_Work to do_
Write the material out again in full, exactly.
====== Extracted material ======
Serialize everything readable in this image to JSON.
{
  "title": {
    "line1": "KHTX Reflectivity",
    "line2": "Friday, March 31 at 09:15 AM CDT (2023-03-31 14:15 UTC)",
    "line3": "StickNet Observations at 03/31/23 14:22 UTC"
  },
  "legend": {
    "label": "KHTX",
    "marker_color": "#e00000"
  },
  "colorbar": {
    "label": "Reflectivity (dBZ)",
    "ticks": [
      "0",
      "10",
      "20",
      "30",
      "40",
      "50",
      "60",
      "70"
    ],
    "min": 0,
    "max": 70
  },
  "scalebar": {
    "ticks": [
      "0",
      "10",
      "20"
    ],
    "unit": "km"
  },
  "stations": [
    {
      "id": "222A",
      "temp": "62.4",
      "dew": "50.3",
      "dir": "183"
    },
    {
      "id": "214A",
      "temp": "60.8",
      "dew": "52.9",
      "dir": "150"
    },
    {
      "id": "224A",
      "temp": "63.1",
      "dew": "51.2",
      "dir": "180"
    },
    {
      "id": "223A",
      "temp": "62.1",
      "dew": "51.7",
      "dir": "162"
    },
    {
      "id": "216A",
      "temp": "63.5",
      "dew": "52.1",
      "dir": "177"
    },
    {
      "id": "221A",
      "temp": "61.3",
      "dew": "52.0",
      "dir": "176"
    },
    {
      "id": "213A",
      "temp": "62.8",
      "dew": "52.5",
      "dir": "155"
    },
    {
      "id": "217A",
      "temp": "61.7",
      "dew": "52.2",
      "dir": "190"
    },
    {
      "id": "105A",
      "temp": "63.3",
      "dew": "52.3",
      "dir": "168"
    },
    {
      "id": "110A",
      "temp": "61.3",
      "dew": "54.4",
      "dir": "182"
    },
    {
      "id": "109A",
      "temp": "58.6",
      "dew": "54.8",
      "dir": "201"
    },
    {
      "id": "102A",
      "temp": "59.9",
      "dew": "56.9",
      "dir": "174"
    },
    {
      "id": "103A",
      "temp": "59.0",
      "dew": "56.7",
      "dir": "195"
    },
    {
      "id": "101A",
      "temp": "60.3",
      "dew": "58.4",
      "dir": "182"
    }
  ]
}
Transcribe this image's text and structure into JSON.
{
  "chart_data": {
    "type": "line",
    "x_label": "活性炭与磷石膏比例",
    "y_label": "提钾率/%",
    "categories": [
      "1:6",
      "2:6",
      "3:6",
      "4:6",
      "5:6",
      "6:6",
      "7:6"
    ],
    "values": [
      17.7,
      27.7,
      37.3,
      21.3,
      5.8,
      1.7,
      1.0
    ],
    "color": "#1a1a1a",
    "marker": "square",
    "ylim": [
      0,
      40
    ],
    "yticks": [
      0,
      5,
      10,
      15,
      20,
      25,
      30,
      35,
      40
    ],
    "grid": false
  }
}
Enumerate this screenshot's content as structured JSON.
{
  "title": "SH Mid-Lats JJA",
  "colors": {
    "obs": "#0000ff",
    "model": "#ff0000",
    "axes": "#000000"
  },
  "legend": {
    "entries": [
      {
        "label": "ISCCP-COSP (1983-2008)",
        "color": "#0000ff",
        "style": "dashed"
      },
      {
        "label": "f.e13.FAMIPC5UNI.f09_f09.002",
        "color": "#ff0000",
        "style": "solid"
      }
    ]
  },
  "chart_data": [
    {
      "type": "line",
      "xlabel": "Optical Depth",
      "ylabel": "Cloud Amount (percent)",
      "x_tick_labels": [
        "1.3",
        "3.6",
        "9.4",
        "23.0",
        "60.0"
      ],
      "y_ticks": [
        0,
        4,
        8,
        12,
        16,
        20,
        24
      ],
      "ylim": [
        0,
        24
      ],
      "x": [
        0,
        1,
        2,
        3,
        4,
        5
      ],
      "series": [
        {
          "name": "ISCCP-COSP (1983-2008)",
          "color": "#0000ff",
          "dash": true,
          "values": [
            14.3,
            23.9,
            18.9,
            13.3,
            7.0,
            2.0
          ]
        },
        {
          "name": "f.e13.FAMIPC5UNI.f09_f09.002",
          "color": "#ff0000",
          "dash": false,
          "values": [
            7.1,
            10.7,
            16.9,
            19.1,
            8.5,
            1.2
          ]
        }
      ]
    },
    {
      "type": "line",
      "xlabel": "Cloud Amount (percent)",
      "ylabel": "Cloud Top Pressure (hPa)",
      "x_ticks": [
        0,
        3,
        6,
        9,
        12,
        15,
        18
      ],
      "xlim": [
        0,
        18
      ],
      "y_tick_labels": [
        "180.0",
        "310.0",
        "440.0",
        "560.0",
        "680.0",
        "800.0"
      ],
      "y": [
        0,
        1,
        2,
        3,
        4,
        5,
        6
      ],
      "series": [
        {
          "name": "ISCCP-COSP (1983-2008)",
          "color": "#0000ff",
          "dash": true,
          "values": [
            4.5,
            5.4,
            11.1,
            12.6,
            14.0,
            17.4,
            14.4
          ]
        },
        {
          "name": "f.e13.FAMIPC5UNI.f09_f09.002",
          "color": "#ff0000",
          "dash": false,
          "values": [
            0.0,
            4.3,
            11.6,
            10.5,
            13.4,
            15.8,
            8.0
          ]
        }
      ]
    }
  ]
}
======
_Full response_
Serialize everything readable in this image to JSON.
{
  "title": {
    "line1": "KHTX Reflectivity",
    "line2": "Friday, March 31 at 09:15 AM CDT (2023-03-31 14:15 UTC)",
    "line3": "StickNet Observations at 03/31/23 14:22 UTC"
  },
  "legend": {
    "label": "KHTX",
    "marker_color": "#e00000"
  },
  "colorbar": {
    "label": "Reflectivity (dBZ)",
    "ticks": [
      "0",
      "10",
      "20",
      "30",
      "40",
      "50",
      "60",
      "70"
    ],
    "min": 0,
    "max": 70
  },
  "scalebar": {
    "ticks": [
      "0",
      "10",
      "20"
    ],
    "unit": "km"
  },
  "stations": [
    {
      "id": "222A",
      "temp": "62.4",
      "dew": "50.3",
      "dir": "183"
    },
    {
      "id": "214A",
      "temp": "60.8",
      "dew": "52.9",
      "dir": "150"
    },
    {
      "id": "224A",
      "temp": "63.1",
      "dew": "51.2",
      "dir": "180"
    },
    {
      "id": "223A",
      "temp": "62.1",
      "dew": "51.7",
      "dir": "162"
    },
    {
      "id": "216A",
      "temp": "63.5",
      "dew": "52.1",
      "dir": "177"
    },
    {
      "id": "221A",
      "temp": "61.3",
      "dew": "52.0",
      "dir": "176"
    },
    {
      "id": "213A",
      "temp": "62.8",
      "dew": "52.5",
      "dir": "155"
    },
    {
      "id": "217A",
      "temp": "61.7",
      "dew": "52.2",
      "dir": "190"
    },
    {
      "id": "105A",
      "temp": "63.3",
      "dew": "52.3",
      "dir": "168"
    },
    {
      "id": "110A",
      "temp": "61.3",
      "dew": "54.4",
      "dir": "182"
    },
    {
      "id": "109A",
      "temp": "58.6",
      "dew": "54.8",
      "dir": "201"
    },
    {
      "id": "102A",
      "temp": "59.9",
      "dew": "56.9",
      "dir": "174"
    },
    {
      "id": "103A",
      "temp": "59.0",
      "dew": "56.7",
      "dir": "195"
    },
    {
      "id": "101A",
      "temp": "60.3",
      "dew": "58.4",
      "dir": "182"
    }
  ]
}
Transcribe this image's text and structure into JSON.
{
  "chart_data": {
    "type": "line",
    "x_label": "活性炭与磷石膏比例",
    "y_label": "提钾率/%",
    "categories": [
      "1:6",
      "2:6",
      "3:6",
      "4:6",
      "5:6",
      "6:6",
      "7:6"
    ],
    "values": [
      17.7,
      27.7,
      37.3,
      21.3,
      5.8,
      1.7,
      1.0
    ],
    "color": "#1a1a1a",
    "marker": "square",
    "ylim": [
      0,
      40
    ],
    "yticks": [
      0,
      5,
      10,
      15,
      20,
      25,
      30,
      35,
      40
    ],
    "grid": false
  }
}
Enumerate this screenshot's content as structured JSON.
{
  "title": "SH Mid-Lats JJA",
  "colors": {
    "obs": "#0000ff",
    "model": "#ff0000",
    "axes": "#000000"
  },
  "legend": {
    "entries": [
      {
        "label": "ISCCP-COSP (1983-2008)",
        "color": "#0000ff",
        "style": "dashed"
      },
      {
        "label": "f.e13.FAMIPC5UNI.f09_f09.002",
        "color": "#ff0000",
        "style": "solid"
      }
    ]
  },
  "chart_data": [
    {
      "type": "line",
      "xlabel": "Optical Depth",
      "ylabel": "Cloud Amount (percent)",
      "x_tick_labels": [
        "1.3",
        "3.6",
        "9.4",
        "23.0",
        "60.0"
      ],
      "y_ticks": [
        0,
        4,
        8,
        12,
        16,
        20,
        24
      ],
      "ylim": [
        0,
        24
      ],
      "x": [
        0,
        1,
        2,
        3,
        4,
        5
      ],
      "series": [
        {
          "name": "ISCCP-COSP (1983-2008)",
          "color": "#0000ff",
          "dash": true,
          "values": [
            14.3,
            23.9,
            18.9,
            13.3,
            7.0,
            2.0
          ]
        },
        {
          "name": "f.e13.FAMIPC5UNI.f09_f09.002",
          "color": "#ff0000",
          "dash": false,
          "values": [
            7.1,
            10.7,
            16.9,
            19.1,
            8.5,
            1.2
          ]
        }
      ]
    },
    {
      "type": "line",
      "xlabel": "Cloud Amount (percent)",
      "ylabel": "Cloud Top Pressure (hPa)",
      "x_ticks": [
        0,
        3,
        6,
        9,
        12,
        15,
        18
      ],
      "xlim": [
        0,
        18
      ],
      "y_tick_labels": [
        "180.0",
        "310.0",
        "440.0",
        "560.0",
        "680.0",
        "800.0"
      ],
      "y": [
        0,
        1,
        2,
        3,
        4,
        5,
        6
      ],
      "series": [
        {
          "name": "ISCCP-COSP (1983-2008)",
          "color": "#0000ff",
          "dash": true,
          "values": [
            4.5,
            5.4,
            11.1,
            12.6,
            14.0,
            17.4,
            14.4
          ]
        },
        {
          "name": "f.e13.FAMIPC5UNI.f09_f09.002",
          "color": "#ff0000",
          "dash": false,
          "values": [
            0.0,
            4.3,
            11.6,
            10.5,
            13.4,
            15.8,
            8.0
          ]
        }
      ]
    }
  ]
}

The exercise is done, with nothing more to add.